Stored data
━━━

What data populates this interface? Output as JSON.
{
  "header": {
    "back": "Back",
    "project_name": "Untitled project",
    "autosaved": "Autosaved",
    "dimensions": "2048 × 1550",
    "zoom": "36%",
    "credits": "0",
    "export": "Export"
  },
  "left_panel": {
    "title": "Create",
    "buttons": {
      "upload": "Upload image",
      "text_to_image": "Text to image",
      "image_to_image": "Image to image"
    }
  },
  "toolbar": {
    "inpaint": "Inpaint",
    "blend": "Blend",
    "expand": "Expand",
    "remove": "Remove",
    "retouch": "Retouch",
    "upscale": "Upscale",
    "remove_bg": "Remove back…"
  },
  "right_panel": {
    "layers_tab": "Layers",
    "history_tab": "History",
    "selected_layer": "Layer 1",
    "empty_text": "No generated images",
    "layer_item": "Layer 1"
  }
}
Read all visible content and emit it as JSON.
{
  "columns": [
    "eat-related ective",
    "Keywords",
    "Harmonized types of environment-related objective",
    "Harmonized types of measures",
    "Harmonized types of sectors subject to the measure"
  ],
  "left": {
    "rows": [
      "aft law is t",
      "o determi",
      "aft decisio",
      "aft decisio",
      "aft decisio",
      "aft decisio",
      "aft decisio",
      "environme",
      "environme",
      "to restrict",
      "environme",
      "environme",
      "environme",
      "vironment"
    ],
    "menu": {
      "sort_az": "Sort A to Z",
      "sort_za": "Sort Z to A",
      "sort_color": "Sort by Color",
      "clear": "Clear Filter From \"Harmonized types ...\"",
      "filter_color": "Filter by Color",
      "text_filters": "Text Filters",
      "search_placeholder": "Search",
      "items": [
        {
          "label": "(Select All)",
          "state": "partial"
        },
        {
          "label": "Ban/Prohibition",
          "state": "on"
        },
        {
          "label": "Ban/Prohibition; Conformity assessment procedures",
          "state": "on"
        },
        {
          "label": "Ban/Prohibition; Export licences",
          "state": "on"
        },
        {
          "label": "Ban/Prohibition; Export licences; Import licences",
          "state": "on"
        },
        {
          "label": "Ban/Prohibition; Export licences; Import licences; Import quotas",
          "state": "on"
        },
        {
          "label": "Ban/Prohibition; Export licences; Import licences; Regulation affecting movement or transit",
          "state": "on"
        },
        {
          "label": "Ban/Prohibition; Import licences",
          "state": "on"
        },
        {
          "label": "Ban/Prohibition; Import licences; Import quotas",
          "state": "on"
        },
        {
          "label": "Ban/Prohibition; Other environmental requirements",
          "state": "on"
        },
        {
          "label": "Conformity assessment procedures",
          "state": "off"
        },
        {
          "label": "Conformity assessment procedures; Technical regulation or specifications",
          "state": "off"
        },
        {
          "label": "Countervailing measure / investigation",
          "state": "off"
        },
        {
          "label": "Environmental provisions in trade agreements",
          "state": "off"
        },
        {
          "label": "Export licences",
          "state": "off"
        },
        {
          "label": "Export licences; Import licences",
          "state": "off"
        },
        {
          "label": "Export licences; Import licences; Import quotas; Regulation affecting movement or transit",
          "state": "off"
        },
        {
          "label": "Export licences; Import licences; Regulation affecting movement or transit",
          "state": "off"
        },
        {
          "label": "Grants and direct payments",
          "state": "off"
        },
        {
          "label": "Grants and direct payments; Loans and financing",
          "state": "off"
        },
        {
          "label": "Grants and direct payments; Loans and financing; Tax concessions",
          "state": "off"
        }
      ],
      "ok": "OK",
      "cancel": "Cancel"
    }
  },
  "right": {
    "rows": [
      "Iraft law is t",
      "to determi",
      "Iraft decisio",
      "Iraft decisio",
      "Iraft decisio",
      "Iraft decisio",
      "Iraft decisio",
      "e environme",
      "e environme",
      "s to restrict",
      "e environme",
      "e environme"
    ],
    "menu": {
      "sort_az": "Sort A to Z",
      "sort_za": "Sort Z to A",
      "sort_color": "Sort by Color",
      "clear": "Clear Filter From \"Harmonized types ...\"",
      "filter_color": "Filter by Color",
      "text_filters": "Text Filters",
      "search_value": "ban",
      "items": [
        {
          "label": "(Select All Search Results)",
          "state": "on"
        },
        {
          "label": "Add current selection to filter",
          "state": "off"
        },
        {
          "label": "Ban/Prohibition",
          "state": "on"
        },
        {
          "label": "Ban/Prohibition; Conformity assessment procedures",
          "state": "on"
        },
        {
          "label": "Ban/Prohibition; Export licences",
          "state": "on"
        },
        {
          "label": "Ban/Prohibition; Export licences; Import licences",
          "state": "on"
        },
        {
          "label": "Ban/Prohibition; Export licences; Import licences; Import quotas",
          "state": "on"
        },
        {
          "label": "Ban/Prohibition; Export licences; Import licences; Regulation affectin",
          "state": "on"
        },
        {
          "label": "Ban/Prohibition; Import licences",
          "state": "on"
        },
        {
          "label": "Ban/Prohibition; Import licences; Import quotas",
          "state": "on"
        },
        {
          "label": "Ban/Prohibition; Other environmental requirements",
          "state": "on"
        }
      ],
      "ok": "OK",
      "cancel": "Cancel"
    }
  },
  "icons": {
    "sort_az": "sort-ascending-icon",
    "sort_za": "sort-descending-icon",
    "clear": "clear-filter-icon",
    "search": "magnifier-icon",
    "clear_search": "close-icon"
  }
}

━━━

▸ Work required
Collect every line with the string "Remove" from the records, and copy each.

▸ Task answer
    "remove": "Remove",
    "remove_bg": "Remove back…"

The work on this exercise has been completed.